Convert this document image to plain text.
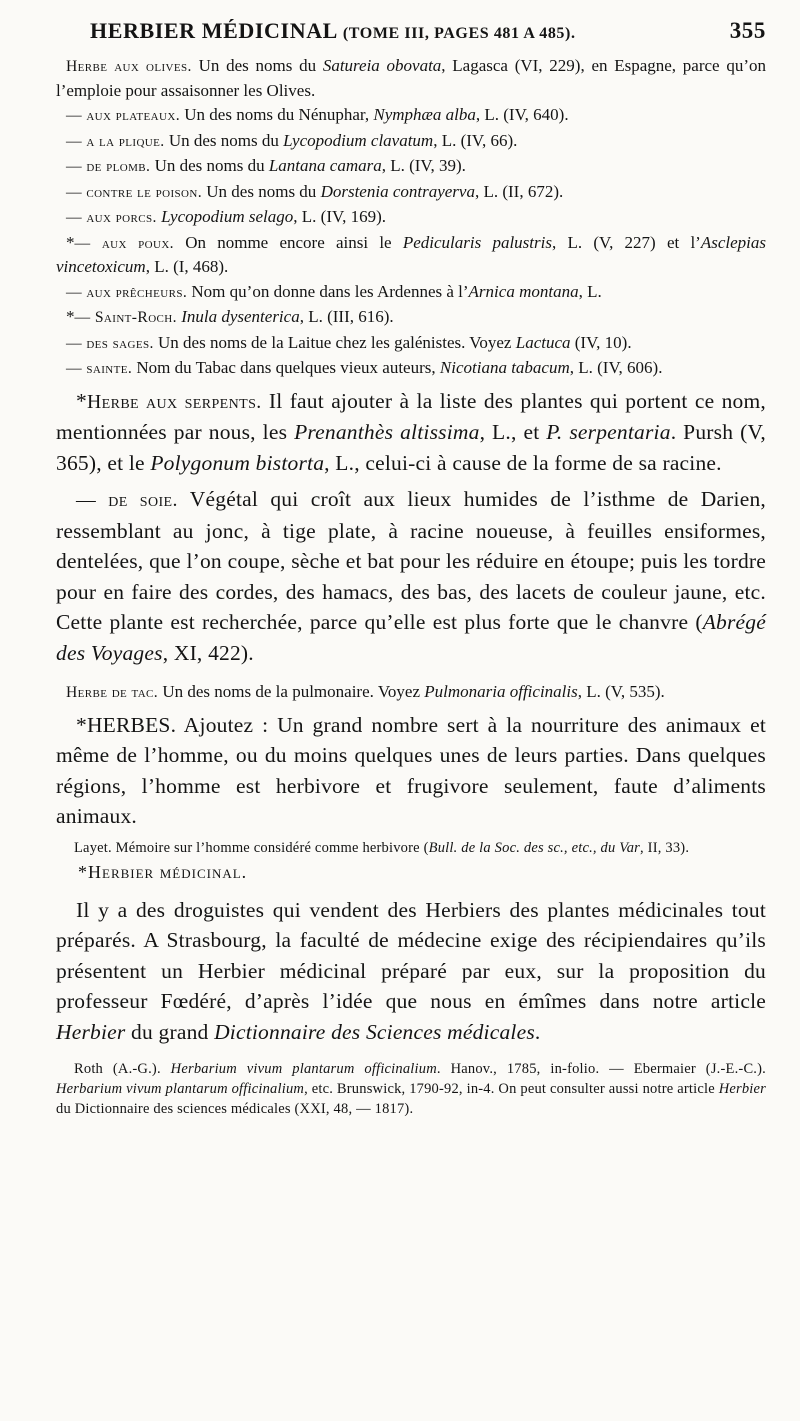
HERBIER MÉDICINAL (TOME III, PAGES 481 A 485).	355

Herbe aux olives. Un des noms du Satureia obovata, Lagasca (VI, 229), en Espagne, parce qu’on l’emploie pour assaisonner les Olives.

— aux plateaux. Un des noms du Nénuphar, Nymphæa alba, L. (IV, 640).

— a la plique. Un des noms du Lycopodium clavatum, L. (IV, 66).

— de plomb. Un des noms du Lantana camara, L. (IV, 39).

— contre le poison. Un des noms du Dorstenia contrayerva, L. (II, 672).

— aux porcs. Lycopodium selago, L. (IV, 169).

*— aux poux. On nomme encore ainsi le Pedicularis palustris, L. (V, 227) et l’Asclepias vincetoxicum, L. (I, 468).

— aux prêcheurs. Nom qu’on donne dans les Ardennes à l’Arnica montana, L.

*— Saint-Roch. Inula dysenterica, L. (III, 616).

— des sages. Un des noms de la Laitue chez les galénistes. Voyez Lactuca (IV, 10).

— sainte. Nom du Tabac dans quelques vieux auteurs, Nicotiana tabacum, L. (IV, 606).

*Herbe aux serpents. Il faut ajouter à la liste des plantes qui portent ce nom, mentionnées par nous, les Prenanthès altissima, L., et P. serpentaria. Pursh (V, 365), et le Polygonum bistorta, L., celui-ci à cause de la forme de sa racine.

— de soie. Végétal qui croît aux lieux humides de l’isthme de Darien, ressemblant au jonc, à tige plate, à racine noueuse, à feuilles ensiformes, dentelées, que l’on coupe, sèche et bat pour les réduire en étoupe; puis les tordre pour en faire des cordes, des hamacs, des bas, des lacets de couleur jaune, etc. Cette plante est recherchée, parce qu’elle est plus forte que le chanvre (Abrégé des Voyages, XI, 422).

Herbe de tac. Un des noms de la pulmonaire. Voyez Pulmonaria officinalis, L. (V, 535).

*HERBES. Ajoutez : Un grand nombre sert à la nourriture des animaux et même de l’homme, ou du moins quelques unes de leurs parties. Dans quelques régions, l’homme est herbivore et frugivore seulement, faute d’aliments animaux.

Layet. Mémoire sur l’homme considéré comme herbivore (Bull. de la Soc. des sc., etc., du Var, II, 33).

*Herbier médicinal.

Il y a des droguistes qui vendent des Herbiers des plantes médicinales tout préparés. A Strasbourg, la faculté de médecine exige des récipiendaires qu’ils présentent un Herbier médicinal préparé par eux, sur la proposition du professeur Fœdéré, d’après l’idée que nous en émîmes dans notre article Herbier du grand Dictionnaire des Sciences médicales.

Roth (A.-G.). Herbarium vivum plantarum officinalium. Hanov., 1785, in-folio. — Ebermaier (J.-E.-C.). Herbarium vivum plantarum officinalium, etc. Brunswick, 1790-92, in-4. On peut consulter aussi notre article Herbier du Dictionnaire des sciences médicales (XXI, 48, — 1817).
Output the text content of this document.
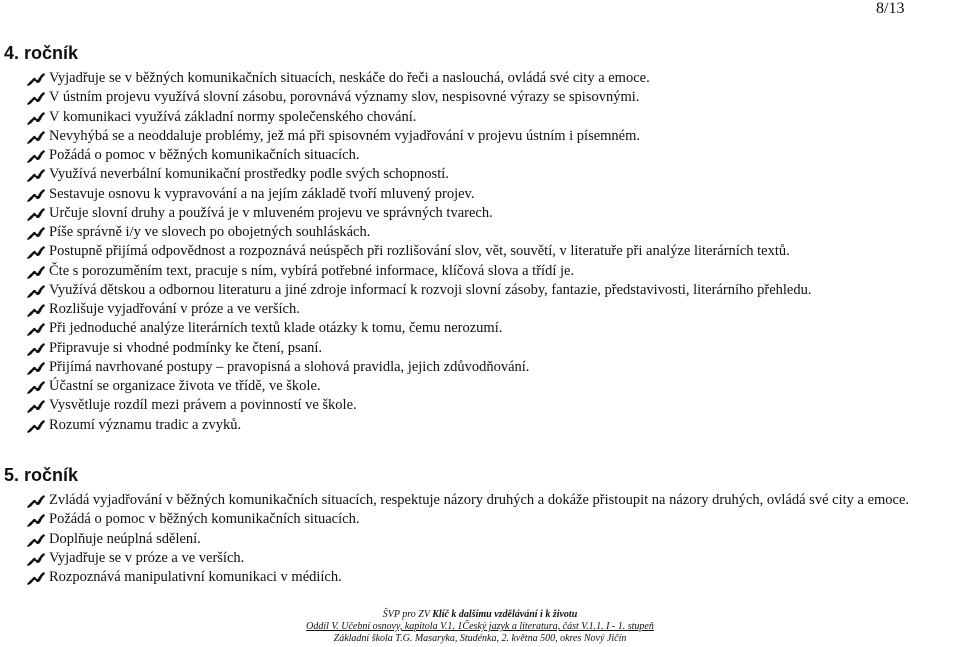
8/13
4. ročník
Vyjadřuje se v běžných komunikačních situacích, neskáče do řeči a naslouchá, ovládá své city a emoce.
V ústním projevu využívá slovní zásobu, porovnává významy slov, nespisovné výrazy se spisovnými.
V komunikaci využívá základní normy společenského chování.
Nevyhýbá se a neoddaluje problémy, jež má při spisovném vyjadřování v projevu ústním i písemném.
Požádá o pomoc v běžných komunikačních situacích.
Využívá neverbální komunikační prostředky podle svých schopností.
Sestavuje osnovu k vypravování a na jejím základě tvoří mluvený projev.
Určuje slovní druhy a používá je v mluveném projevu ve správných tvarech.
Píše správně i/y ve slovech po obojetných souhláskách.
Postupně přijímá odpovědnost a rozpoznává neúspěch při rozlišování slov, vět, souvětí, v literatuře při analýze literárních textů.
Čte s porozuměním text, pracuje s ním, vybírá potřebné informace, klíčová slova a třídí je.
Využívá dětskou a odbornou literaturu a jiné zdroje informací k rozvoji slovní zásoby, fantazie, představivosti, literárního přehledu.
Rozlišuje vyjadřování v próze a ve verších.
Při jednoduché analýze literárních textů klade otázky k tomu, čemu nerozumí.
Připravuje si vhodné podmínky ke čtení, psaní.
Přijímá navrhované postupy – pravopisná a slohová pravidla, jejich zdůvodňování.
Účastní se organizace života ve třídě, ve škole.
Vysvětluje rozdíl mezi právem a povinností ve škole.
Rozumí významu tradic a zvyků.
5. ročník
Zvládá vyjadřování v běžných komunikačních situacích, respektuje názory druhých a dokáže přistoupit na názory druhých, ovládá své city a emoce.
Požádá o pomoc v běžných komunikačních situacích.
Doplňuje neúplná sdělení.
Vyjadřuje se v próze a ve verších.
Rozpoznává manipulativní komunikaci v médiích.
ŠVP pro ZV Klíč k dalšímu vzdělávání i k životu
Oddíl V. Učební osnovy, kapitola V.1. 1Český jazyk a literatura, část V.1.1. I - 1. stupeň
Základní škola T.G. Masaryka, Studénka, 2. května 500, okres Nový Jičín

# # # #

> **Exercise details**
All lines that include "literárních" are to be gathered and copied.

> **Written solution**
Postupně přijímá odpovědnost a rozpoznává neúspěch při rozlišování slov, vět, souvětí, v literatuře při analýze literárních textů.
Při jednoduché analýze literárních textů klade otázky k tomu, čemu nerozumí.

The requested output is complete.